→ **AIM**
Without changing a character, return the entries, but not the images they hold.
▬▬▬
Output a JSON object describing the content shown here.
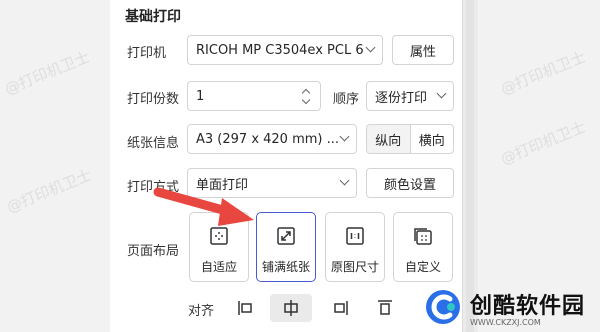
{
  "section": {
    "title": "基础打印"
  },
  "printer": {
    "label": "打印机",
    "value": "RICOH MP C3504ex PCL 6",
    "props_button": "属性"
  },
  "copies": {
    "label": "打印份数",
    "value": "1",
    "order_label": "顺序",
    "order_value": "逐份打印"
  },
  "paper": {
    "label": "纸张信息",
    "value": "A3 (297 x 420 mm) ...",
    "orientation": [
      "纵向",
      "横向"
    ],
    "selected_orientation": "纵向"
  },
  "print_mode": {
    "label": "打印方式",
    "value": "单面打印",
    "color_button": "颜色设置"
  },
  "page_layout": {
    "label": "页面布局",
    "options": [
      {
        "label": "自适应",
        "icon": "fit-icon"
      },
      {
        "label": "铺满纸张",
        "icon": "expand-icon"
      },
      {
        "label": "原图尺寸",
        "icon": "original-size-icon"
      },
      {
        "label": "自定义",
        "icon": "custom-icon"
      }
    ],
    "selected": "铺满纸张"
  },
  "alignment": {
    "label": "对齐",
    "selected": "align-center"
  },
  "watermark": "@打印机卫士",
  "brand": {
    "name": "创酷软件园",
    "url": "WWW.CKZXJ.COM"
  },
  "colors": {
    "accent": "#4a5bd0",
    "arrow": "#e8473f",
    "brand_blue": "#2b6fe8",
    "brand_cyan": "#2fc6c6"
  }
}
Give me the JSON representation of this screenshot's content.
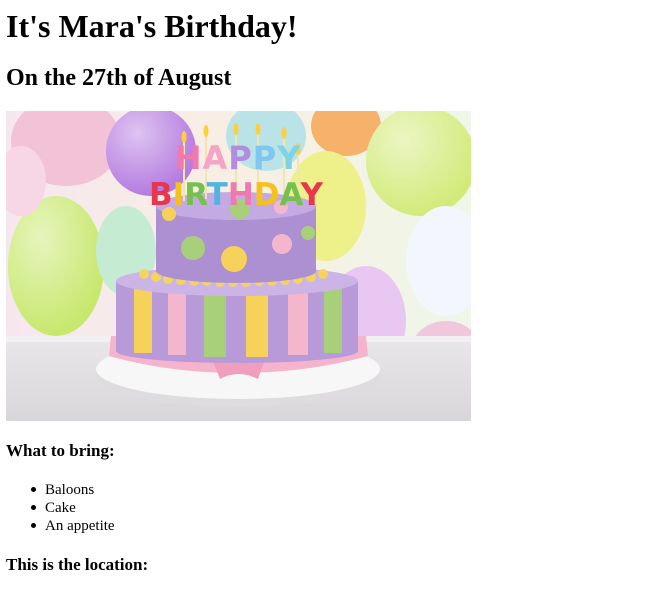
{
  "title": "It's Mara's Birthday!",
  "subtitle": "On the 27th of August",
  "image": {
    "subject": "birthday-cake-photo",
    "candle_letters": "HAPPY BIRTHDAY"
  },
  "bring_heading": "What to bring:",
  "bring_items": [
    "Baloons",
    "Cake",
    "An appetite"
  ],
  "location_heading": "This is the location:",
  "colors": {
    "cake_lavender": "#b89ad8",
    "cake_pink": "#f4b6cc",
    "cake_yellow": "#f6d25a",
    "cake_green": "#a8d07a",
    "balloon_green": "#d3ea7a",
    "balloon_purple": "#b57be0",
    "board": "#f4f4f4"
  }
}
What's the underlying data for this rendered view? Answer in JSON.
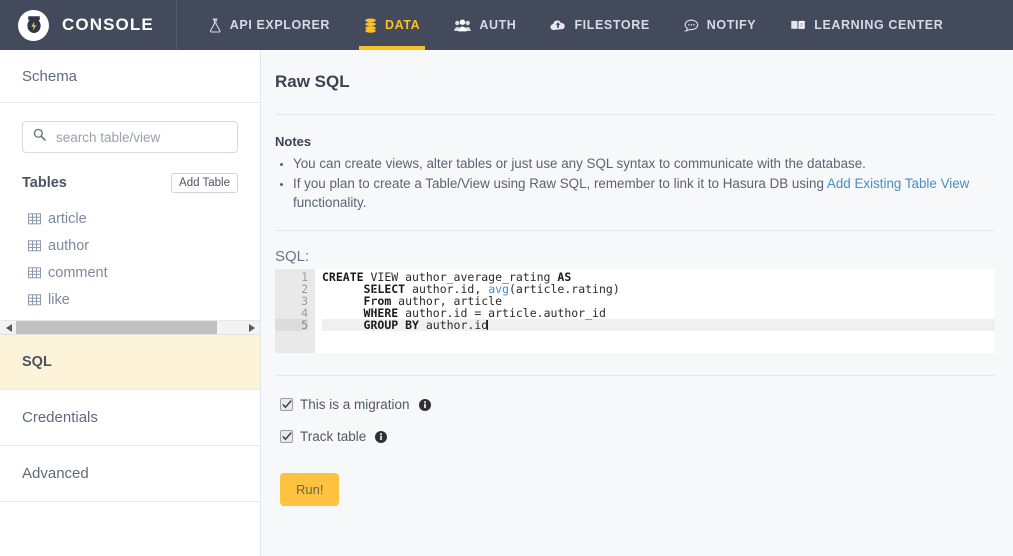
{
  "topnav": {
    "brand": "CONSOLE",
    "logo_icon": "hasura-logo-icon",
    "items": [
      {
        "label": "API EXPLORER",
        "icon": "flask-icon",
        "active": false
      },
      {
        "label": "DATA",
        "icon": "database-icon",
        "active": true
      },
      {
        "label": "AUTH",
        "icon": "users-icon",
        "active": false
      },
      {
        "label": "FILESTORE",
        "icon": "cloud-upload-icon",
        "active": false
      },
      {
        "label": "NOTIFY",
        "icon": "comment-icon",
        "active": false
      },
      {
        "label": "LEARNING CENTER",
        "icon": "book-icon",
        "active": false
      }
    ],
    "active_color": "#fdc023",
    "bar_color": "#434a5c"
  },
  "sidebar": {
    "header": "Schema",
    "search": {
      "placeholder": "search table/view",
      "value": "",
      "icon": "search-icon"
    },
    "tables_label": "Tables",
    "add_table_label": "Add Table",
    "tables": [
      {
        "name": "article",
        "icon": "table-grid-icon"
      },
      {
        "name": "author",
        "icon": "table-grid-icon"
      },
      {
        "name": "comment",
        "icon": "table-grid-icon"
      },
      {
        "name": "like",
        "icon": "table-grid-icon"
      }
    ],
    "links": [
      {
        "label": "SQL",
        "active": true
      },
      {
        "label": "Credentials",
        "active": false
      },
      {
        "label": "Advanced",
        "active": false
      }
    ],
    "active_bg": "#fdf3d8"
  },
  "main": {
    "page_title": "Raw SQL",
    "notes_title": "Notes",
    "note_1": "You can create views, alter tables or just use any SQL syntax to communicate with the database.",
    "note_2_before": "If you plan to create a Table/View using Raw SQL, remember to link it to Hasura DB using ",
    "note_2_link": "Add Existing Table View",
    "note_2_after": " functionality.",
    "link_color": "#4a8ec2",
    "sql_label": "SQL:",
    "editor": {
      "line_numbers": [
        "1",
        "2",
        "3",
        "4",
        "5"
      ],
      "active_line": 5,
      "lines": [
        "CREATE VIEW author_average_rating AS",
        "      SELECT author.id, avg(article.rating)",
        "      From author, article",
        "      WHERE author.id = article.author_id",
        "      GROUP BY author.id"
      ],
      "full_text": "CREATE VIEW author_average_rating AS\n      SELECT author.id, avg(article.rating)\n      From author, article\n      WHERE author.id = article.author_id\n      GROUP BY author.id"
    },
    "checkbox_migration": {
      "label": "This is a migration",
      "checked": true,
      "info_icon": "info-circle-icon"
    },
    "checkbox_track": {
      "label": "Track table",
      "checked": true,
      "info_icon": "info-circle-icon"
    },
    "run_button": "Run!",
    "run_button_color": "#fdc23f"
  }
}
▬▬▬
→ **ANSWER BELOW**
Output a JSON object describing the content shown here.
{
  "section": {
    "title": "基础打印"
  },
  "printer": {
    "label": "打印机",
    "value": "RICOH MP C3504ex PCL 6",
    "props_button": "属性"
  },
  "copies": {
    "label": "打印份数",
    "value": "1",
    "order_label": "顺序",
    "order_value": "逐份打印"
  },
  "paper": {
    "label": "纸张信息",
    "value": "A3 (297 x 420 mm) ...",
    "orientation": [
      "纵向",
      "横向"
    ],
    "selected_orientation": "纵向"
  },
  "print_mode": {
    "label": "打印方式",
    "value": "单面打印",
    "color_button": "颜色设置"
  },
  "page_layout": {
    "label": "页面布局",
    "options": [
      {
        "label": "自适应",
        "icon": "fit-icon"
      },
      {
        "label": "铺满纸张",
        "icon": "expand-icon"
      },
      {
        "label": "原图尺寸",
        "icon": "original-size-icon"
      },
      {
        "label": "自定义",
        "icon": "custom-icon"
      }
    ],
    "selected": "铺满纸张"
  },
  "alignment": {
    "label": "对齐",
    "selected": "align-center"
  },
  "watermark": "@打印机卫士",
  "brand": {
    "name": "创酷软件园",
    "url": "WWW.CKZXJ.COM"
  },
  "colors": {
    "accent": "#4a5bd0",
    "arrow": "#e8473f",
    "brand_blue": "#2b6fe8",
    "brand_cyan": "#2fc6c6"
  }
}
Give me the JSON representation of this screenshot's content.
{
  "title": "It's Mara's Birthday!",
  "subtitle": "On the 27th of August",
  "image": {
    "subject": "birthday-cake-photo",
    "candle_letters": "HAPPY BIRTHDAY"
  },
  "bring_heading": "What to bring:",
  "bring_items": [
    "Baloons",
    "Cake",
    "An appetite"
  ],
  "location_heading": "This is the location:",
  "colors": {
    "cake_lavender": "#b89ad8",
    "cake_pink": "#f4b6cc",
    "cake_yellow": "#f6d25a",
    "cake_green": "#a8d07a",
    "balloon_green": "#d3ea7a",
    "balloon_purple": "#b57be0",
    "board": "#f4f4f4"
  }
}
What's the underlying data for this rendered view? Answer in JSON.
{
  "topnav": {
    "brand": "CONSOLE",
    "logo_icon": "hasura-logo-icon",
    "items": [
      {
        "label": "API EXPLORER",
        "icon": "flask-icon",
        "active": false
      },
      {
        "label": "DATA",
        "icon": "database-icon",
        "active": true
      },
      {
        "label": "AUTH",
        "icon": "users-icon",
        "active": false
      },
      {
        "label": "FILESTORE",
        "icon": "cloud-upload-icon",
        "active": false
      },
      {
        "label": "NOTIFY",
        "icon": "comment-icon",
        "active": false
      },
      {
        "label": "LEARNING CENTER",
        "icon": "book-icon",
        "active": false
      }
    ],
    "active_color": "#fdc023",
    "bar_color": "#434a5c"
  },
  "sidebar": {
    "header": "Schema",
    "search": {
      "placeholder": "search table/view",
      "value": "",
      "icon": "search-icon"
    },
    "tables_label": "Tables",
    "add_table_label": "Add Table",
    "tables": [
      {
        "name": "article",
        "icon": "table-grid-icon"
      },
      {
        "name": "author",
        "icon": "table-grid-icon"
      },
      {
        "name": "comment",
        "icon": "table-grid-icon"
      },
      {
        "name": "like",
        "icon": "table-grid-icon"
      }
    ],
    "links": [
      {
        "label": "SQL",
        "active": true
      },
      {
        "label": "Credentials",
        "active": false
      },
      {
        "label": "Advanced",
        "active": false
      }
    ],
    "active_bg": "#fdf3d8"
  },
  "main": {
    "page_title": "Raw SQL",
    "notes_title": "Notes",
    "note_1": "You can create views, alter tables or just use any SQL syntax to communicate with the database.",
    "note_2_before": "If you plan to create a Table/View using Raw SQL, remember to link it to Hasura DB using ",
    "note_2_link": "Add Existing Table View",
    "note_2_after": " functionality.",
    "link_color": "#4a8ec2",
    "sql_label": "SQL:",
    "editor": {
      "line_numbers": [
        "1",
        "2",
        "3",
        "4",
        "5"
      ],
      "active_line": 5,
      "lines": [
        "CREATE VIEW author_average_rating AS",
        "      SELECT author.id, avg(article.rating)",
        "      From author, article",
        "      WHERE author.id = article.author_id",
        "      GROUP BY author.id"
      ],
      "full_text": "CREATE VIEW author_average_rating AS\n      SELECT author.id, avg(article.rating)\n      From author, article\n      WHERE author.id = article.author_id\n      GROUP BY author.id"
    },
    "checkbox_migration": {
      "label": "This is a migration",
      "checked": true,
      "info_icon": "info-circle-icon"
    },
    "checkbox_track": {
      "label": "Track table",
      "checked": true,
      "info_icon": "info-circle-icon"
    },
    "run_button": "Run!",
    "run_button_color": "#fdc23f"
  }
}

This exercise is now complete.